### TO DO
Note how many lines hold "battant" and report that number by itself.

### DATA EXCERPTS
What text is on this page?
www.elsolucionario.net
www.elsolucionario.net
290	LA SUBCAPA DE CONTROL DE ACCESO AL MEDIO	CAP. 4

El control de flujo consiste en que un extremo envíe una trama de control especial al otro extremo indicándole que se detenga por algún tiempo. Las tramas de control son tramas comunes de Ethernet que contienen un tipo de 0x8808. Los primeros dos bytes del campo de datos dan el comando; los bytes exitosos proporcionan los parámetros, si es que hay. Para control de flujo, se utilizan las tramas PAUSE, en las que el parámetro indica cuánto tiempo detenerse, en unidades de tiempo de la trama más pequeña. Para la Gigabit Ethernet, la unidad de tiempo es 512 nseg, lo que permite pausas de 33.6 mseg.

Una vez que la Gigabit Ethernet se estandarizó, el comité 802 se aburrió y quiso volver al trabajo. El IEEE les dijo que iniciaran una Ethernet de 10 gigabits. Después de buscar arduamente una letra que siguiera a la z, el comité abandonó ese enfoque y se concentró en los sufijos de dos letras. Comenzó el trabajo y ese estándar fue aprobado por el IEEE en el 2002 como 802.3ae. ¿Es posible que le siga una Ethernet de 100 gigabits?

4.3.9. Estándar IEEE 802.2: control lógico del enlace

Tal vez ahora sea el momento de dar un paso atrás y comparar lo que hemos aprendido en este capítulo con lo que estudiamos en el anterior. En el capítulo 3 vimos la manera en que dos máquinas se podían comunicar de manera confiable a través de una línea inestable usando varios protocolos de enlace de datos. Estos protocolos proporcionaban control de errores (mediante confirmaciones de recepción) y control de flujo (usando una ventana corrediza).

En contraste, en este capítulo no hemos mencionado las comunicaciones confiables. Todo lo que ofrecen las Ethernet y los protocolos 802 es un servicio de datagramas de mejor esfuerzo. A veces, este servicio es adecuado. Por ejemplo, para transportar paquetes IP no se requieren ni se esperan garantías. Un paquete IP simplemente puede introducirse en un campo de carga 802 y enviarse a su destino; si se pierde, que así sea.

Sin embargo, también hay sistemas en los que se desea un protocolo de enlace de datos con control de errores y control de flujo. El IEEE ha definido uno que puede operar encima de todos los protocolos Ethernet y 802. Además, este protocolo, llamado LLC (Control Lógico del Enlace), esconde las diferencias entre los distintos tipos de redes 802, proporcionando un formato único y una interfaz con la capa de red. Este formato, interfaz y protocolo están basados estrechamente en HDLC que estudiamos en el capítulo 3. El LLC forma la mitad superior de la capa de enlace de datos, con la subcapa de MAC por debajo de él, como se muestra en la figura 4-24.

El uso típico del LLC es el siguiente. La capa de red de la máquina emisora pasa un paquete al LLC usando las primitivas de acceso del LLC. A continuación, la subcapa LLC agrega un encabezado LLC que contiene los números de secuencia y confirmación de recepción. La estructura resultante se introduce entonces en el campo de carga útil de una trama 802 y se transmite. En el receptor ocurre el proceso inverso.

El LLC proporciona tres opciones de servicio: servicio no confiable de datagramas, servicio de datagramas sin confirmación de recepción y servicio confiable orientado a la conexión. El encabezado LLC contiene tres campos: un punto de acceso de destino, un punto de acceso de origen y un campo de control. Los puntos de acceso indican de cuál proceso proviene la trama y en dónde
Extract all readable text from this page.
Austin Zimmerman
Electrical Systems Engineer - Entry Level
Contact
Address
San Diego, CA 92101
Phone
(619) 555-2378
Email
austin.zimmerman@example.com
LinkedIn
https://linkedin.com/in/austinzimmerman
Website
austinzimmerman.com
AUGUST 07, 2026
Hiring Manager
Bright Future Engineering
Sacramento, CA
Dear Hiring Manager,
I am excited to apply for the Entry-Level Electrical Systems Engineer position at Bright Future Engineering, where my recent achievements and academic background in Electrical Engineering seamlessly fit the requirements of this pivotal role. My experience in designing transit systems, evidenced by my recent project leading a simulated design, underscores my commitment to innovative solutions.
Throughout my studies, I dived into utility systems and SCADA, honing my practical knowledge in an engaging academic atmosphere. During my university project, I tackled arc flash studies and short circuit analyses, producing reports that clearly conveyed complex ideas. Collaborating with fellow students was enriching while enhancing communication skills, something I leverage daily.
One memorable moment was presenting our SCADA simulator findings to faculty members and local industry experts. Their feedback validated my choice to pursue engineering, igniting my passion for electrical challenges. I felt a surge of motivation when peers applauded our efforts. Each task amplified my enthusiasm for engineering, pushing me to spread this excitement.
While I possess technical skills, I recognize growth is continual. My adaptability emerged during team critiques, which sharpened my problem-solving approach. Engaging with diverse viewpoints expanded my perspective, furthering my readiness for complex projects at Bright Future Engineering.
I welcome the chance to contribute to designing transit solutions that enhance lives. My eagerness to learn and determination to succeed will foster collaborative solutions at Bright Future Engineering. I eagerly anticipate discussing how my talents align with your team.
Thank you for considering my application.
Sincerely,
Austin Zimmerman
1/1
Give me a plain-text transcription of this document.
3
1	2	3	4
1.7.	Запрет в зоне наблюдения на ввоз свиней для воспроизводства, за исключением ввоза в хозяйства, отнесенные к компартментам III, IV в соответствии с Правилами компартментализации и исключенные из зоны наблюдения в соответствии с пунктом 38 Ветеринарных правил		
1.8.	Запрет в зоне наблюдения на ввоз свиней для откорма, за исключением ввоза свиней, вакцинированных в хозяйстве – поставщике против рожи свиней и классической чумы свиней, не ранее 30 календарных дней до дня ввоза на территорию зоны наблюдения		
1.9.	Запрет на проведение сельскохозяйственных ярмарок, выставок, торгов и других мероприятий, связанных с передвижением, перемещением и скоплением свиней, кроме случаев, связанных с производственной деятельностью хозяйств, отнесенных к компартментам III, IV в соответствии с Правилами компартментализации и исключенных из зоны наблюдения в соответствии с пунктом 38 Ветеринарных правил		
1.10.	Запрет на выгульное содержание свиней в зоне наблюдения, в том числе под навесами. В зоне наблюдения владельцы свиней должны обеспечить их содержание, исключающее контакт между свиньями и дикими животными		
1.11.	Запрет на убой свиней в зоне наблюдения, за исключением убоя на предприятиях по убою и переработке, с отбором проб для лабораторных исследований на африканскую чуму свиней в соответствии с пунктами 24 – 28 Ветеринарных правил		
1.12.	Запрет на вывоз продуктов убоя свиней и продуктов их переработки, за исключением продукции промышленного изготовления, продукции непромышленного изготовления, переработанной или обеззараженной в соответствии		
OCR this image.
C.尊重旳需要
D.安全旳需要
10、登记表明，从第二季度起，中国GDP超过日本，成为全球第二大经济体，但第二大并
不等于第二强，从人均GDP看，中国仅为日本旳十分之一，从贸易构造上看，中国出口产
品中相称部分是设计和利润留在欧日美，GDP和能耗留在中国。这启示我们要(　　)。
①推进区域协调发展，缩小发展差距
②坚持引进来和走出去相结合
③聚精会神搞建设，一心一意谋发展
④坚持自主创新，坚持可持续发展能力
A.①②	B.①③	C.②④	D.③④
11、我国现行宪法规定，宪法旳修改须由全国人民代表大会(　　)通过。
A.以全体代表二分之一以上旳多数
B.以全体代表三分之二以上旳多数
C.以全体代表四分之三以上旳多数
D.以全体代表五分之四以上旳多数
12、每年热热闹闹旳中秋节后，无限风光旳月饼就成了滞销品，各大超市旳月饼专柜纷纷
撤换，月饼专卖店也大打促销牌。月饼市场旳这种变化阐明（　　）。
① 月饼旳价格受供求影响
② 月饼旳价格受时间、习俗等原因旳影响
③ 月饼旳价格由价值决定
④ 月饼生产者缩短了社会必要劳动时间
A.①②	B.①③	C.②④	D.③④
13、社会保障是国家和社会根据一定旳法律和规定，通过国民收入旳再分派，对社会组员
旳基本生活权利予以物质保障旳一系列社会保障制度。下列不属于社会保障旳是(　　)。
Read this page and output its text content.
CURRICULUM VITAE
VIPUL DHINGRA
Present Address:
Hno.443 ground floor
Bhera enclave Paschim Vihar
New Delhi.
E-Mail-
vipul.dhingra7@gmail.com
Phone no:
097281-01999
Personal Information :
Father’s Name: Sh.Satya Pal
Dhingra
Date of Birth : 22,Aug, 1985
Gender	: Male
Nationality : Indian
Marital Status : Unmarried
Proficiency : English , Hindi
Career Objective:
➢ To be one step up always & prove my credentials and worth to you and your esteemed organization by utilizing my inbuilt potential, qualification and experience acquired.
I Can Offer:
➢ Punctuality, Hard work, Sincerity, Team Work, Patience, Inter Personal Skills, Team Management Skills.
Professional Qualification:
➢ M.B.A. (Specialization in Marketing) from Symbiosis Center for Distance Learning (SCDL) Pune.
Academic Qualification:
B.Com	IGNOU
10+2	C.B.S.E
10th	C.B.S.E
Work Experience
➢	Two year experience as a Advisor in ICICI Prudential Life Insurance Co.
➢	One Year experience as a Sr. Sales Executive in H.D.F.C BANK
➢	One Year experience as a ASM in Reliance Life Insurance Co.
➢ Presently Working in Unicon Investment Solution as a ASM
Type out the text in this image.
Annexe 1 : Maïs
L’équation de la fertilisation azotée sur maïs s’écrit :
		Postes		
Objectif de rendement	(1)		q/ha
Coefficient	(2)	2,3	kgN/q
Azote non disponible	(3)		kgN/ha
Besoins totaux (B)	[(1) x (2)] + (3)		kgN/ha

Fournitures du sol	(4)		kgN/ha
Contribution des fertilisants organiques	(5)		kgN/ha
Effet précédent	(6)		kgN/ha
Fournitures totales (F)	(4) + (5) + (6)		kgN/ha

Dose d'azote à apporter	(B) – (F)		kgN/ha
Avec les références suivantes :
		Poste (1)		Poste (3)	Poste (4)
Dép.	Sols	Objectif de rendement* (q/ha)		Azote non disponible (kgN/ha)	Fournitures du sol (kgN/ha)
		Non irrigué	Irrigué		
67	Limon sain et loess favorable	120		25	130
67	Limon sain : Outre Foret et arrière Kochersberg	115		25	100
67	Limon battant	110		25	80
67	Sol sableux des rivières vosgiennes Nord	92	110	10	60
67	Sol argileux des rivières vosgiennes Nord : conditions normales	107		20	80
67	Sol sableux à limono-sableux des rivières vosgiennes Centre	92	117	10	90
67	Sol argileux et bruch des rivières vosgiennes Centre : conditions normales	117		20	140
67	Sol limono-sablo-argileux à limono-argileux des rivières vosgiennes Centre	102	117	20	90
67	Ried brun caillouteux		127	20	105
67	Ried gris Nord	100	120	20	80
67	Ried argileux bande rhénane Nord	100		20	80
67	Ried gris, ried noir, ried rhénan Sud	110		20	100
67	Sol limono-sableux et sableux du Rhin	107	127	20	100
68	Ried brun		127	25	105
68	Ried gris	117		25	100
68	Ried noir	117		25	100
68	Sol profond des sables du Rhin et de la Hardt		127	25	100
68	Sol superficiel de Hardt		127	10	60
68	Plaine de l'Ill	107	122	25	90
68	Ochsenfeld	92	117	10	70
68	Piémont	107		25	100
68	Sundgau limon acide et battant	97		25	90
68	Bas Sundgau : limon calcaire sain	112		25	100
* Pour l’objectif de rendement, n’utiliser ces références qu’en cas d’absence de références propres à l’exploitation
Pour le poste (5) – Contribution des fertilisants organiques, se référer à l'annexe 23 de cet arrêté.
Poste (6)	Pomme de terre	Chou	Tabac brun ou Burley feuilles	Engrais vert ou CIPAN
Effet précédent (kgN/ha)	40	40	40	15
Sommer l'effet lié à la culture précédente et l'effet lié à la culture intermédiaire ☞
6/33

### RESULT OF THIS TASK
2